→ **TEXTO BASE**:
==*==
DECIR LA MUERTE [Juan Manuel Silva Camarena]
Vamos a hablar de la muerte. ¿Y por qué no? Decir la muerte. ¿Cómo no? Podemos decir-la, mal-decirla, contra-decirla, des-decirla (y hasta decidirla). Si todo se puede decir: lo bueno y lo malo, lo que existe y lo que no, lo que conviene y lo que es mejor no decir, lo privado y lo público, lo trivial y lo sublime. Todo se deja decir. Incluso podemos decir (ya lo han dicho por ahí) que cuando no se puede hablar, es mejor callar.
Pero ¿no es la muerte precisamente el fin de la palabra? Juguemos con el lenguaje, claro que sí, con todo se puede jugar, o dejemos que él juegue con nosotros y nos diga que el fin de la palabra es decir la muerte. Como si quisiéramos afirmar que el que va a morir algún día tiene que estar dotado de palabra para poder expresar su propia muerte. Tiene que decir, porque lo sabe, que va a morir. Todos sabemos que vamos a morir. Y esta es una de las terribles cosas que nos pasan. Y podemos y debemos afirmar con seguridad que el que está dotado de palabra es capaz de hablar para poder decir lo que le pasa. Y a veces, pues, nos sucede la muerte. ¿Y no es cierto, acaso, que intentamos escapar un poco de la muerte propia hablando de ella? Pero si llega, ¿cómo huir de ella sin palabras?
==*==
→ **DATOS PROPORCIONADOS**:

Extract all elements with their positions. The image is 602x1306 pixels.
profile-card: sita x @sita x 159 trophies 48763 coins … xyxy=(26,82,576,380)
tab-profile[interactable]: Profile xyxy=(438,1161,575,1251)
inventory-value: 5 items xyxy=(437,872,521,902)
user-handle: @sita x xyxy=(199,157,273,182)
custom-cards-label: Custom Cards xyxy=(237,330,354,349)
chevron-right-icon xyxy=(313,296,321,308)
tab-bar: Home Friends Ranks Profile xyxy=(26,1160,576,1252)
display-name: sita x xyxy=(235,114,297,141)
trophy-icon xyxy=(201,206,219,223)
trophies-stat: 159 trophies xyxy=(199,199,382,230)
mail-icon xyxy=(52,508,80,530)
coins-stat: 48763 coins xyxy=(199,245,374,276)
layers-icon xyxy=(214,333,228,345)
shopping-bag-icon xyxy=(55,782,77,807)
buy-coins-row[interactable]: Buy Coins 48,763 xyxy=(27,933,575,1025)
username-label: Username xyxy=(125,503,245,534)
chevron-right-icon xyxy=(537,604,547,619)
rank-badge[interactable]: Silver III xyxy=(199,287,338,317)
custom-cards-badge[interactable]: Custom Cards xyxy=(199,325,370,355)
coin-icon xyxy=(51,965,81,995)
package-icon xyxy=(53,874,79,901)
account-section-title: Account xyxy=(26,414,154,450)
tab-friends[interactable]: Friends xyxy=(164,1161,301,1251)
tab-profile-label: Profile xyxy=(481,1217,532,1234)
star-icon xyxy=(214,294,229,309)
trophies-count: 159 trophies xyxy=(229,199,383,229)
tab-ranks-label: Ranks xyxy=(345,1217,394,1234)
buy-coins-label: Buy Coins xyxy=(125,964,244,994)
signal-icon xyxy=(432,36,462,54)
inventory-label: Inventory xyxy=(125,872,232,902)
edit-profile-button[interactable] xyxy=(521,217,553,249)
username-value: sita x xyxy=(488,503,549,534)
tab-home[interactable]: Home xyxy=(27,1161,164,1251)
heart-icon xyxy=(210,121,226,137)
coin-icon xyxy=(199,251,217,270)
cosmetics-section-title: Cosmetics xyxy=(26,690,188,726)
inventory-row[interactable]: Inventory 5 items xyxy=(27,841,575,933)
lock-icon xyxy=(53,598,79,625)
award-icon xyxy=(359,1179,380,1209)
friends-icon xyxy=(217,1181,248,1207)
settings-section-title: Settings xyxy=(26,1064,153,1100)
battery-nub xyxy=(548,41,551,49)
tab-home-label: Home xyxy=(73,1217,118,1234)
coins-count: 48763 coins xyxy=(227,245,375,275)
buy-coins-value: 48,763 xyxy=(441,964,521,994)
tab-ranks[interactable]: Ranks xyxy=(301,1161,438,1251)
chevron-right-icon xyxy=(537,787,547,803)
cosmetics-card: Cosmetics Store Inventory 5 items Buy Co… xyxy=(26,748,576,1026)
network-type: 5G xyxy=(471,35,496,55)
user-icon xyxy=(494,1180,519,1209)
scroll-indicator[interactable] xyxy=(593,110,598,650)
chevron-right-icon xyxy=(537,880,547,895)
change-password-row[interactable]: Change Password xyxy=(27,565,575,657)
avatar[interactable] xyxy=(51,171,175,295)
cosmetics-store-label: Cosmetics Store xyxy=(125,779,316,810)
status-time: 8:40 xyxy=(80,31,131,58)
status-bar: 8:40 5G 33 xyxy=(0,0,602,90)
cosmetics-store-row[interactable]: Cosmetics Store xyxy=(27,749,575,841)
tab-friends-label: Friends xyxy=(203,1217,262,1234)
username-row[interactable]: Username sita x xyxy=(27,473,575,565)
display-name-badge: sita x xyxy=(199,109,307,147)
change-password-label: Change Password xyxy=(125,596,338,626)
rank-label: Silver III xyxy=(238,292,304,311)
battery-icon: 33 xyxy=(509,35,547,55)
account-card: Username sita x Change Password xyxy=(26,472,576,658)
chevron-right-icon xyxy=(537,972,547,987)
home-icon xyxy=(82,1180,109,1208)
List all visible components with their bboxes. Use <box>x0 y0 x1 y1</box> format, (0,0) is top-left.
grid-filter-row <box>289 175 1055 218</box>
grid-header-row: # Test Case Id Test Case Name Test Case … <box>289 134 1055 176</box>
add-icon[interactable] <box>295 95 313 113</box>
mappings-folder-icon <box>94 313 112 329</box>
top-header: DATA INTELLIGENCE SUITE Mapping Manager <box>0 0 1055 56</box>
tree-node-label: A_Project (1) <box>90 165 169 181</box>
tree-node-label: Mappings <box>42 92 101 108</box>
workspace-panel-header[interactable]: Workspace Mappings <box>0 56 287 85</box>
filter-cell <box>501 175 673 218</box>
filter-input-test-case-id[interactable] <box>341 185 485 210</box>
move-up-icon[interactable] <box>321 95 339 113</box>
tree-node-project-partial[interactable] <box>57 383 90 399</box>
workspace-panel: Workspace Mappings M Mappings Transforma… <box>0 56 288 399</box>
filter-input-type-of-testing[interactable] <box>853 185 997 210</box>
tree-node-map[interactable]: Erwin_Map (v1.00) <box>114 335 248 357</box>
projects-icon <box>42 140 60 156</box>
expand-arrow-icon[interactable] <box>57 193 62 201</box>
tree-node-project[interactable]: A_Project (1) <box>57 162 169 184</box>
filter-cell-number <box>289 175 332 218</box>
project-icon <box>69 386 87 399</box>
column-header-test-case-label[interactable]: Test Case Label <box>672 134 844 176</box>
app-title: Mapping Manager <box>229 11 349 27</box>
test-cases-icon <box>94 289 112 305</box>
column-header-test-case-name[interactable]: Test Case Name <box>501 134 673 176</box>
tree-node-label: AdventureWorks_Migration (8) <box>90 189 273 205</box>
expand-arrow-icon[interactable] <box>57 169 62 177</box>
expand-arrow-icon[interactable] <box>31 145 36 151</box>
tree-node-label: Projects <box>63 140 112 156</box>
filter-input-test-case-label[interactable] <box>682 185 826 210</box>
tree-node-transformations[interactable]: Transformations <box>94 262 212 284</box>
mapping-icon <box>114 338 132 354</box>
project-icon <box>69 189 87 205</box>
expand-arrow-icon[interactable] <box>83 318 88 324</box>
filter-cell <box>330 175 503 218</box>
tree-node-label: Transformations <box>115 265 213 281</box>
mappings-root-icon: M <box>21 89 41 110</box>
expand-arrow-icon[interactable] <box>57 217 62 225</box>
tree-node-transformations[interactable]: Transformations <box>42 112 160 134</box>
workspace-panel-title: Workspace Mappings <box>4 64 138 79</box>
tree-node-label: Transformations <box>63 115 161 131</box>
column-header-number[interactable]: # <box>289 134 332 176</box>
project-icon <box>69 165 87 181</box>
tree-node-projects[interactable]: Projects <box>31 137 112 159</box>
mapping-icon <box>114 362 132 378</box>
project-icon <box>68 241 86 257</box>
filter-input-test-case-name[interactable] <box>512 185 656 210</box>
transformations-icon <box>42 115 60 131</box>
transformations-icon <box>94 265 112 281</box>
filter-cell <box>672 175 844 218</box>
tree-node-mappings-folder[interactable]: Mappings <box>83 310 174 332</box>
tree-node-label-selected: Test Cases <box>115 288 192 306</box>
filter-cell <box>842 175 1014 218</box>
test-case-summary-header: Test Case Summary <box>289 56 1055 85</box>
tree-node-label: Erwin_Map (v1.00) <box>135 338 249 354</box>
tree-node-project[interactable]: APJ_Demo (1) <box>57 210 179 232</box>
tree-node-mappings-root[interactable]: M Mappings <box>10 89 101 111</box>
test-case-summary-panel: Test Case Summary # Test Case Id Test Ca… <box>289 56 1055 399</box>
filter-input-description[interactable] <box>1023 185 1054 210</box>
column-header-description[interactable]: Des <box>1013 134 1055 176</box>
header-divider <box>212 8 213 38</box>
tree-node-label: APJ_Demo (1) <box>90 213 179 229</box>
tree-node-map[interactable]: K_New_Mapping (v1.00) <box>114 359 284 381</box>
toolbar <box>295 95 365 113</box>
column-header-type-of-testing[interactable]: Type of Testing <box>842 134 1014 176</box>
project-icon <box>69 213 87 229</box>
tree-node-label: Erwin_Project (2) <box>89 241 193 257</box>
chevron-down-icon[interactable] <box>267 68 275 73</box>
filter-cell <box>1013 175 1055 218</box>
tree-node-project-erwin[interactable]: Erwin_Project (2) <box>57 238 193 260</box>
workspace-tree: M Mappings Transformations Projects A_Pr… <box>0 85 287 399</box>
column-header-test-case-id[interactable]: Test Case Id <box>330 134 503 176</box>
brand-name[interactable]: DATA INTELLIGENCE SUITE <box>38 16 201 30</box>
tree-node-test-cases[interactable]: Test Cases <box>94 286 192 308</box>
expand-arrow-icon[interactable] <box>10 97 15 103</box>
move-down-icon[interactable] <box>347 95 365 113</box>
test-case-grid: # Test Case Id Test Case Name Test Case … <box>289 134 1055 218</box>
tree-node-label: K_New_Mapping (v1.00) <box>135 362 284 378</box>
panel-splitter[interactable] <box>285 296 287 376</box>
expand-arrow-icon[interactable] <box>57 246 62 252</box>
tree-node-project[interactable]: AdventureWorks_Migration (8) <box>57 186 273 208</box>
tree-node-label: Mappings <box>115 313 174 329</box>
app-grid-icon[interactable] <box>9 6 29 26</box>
==*==
→ **ACTIVIDADES**:
A - Responda a partir del texto «Decir la muerte»:
(i) ¿Qué verbos, además de «decir», aplica el primer párrafo a la muerte?
(ii) ¿Qué afirma el segundo párrafo que todos sabemos?
(iii) Según el segundo párrafo, ¿qué intentamos hacer con la muerte propia al hablar de ella?
B - Reescriba de forma más breve el párrafo del texto «Decir la muerte» que comienza con «Vamos a hablar de la muerte», conservando sus ideas principales.

→ **RESPUESTAS**:
A -
(i) Maldecirla, contradecirla, desdecirla y hasta decidirla.
(ii) Que vamos a morir.
(iii) Escapar un poco de ella.

B - Es posible hablar de la muerte: decirla, maldecirla, contradecirla, desdecirla e incluso decidirla. Todo admite ser dicho: lo bueno y lo malo, lo que existe y lo que no, lo conveniente y lo que conviene callar, lo privado y lo público, lo trivial y lo sublime. Incluso se puede decir que, cuando no se puede hablar, es mejor callar.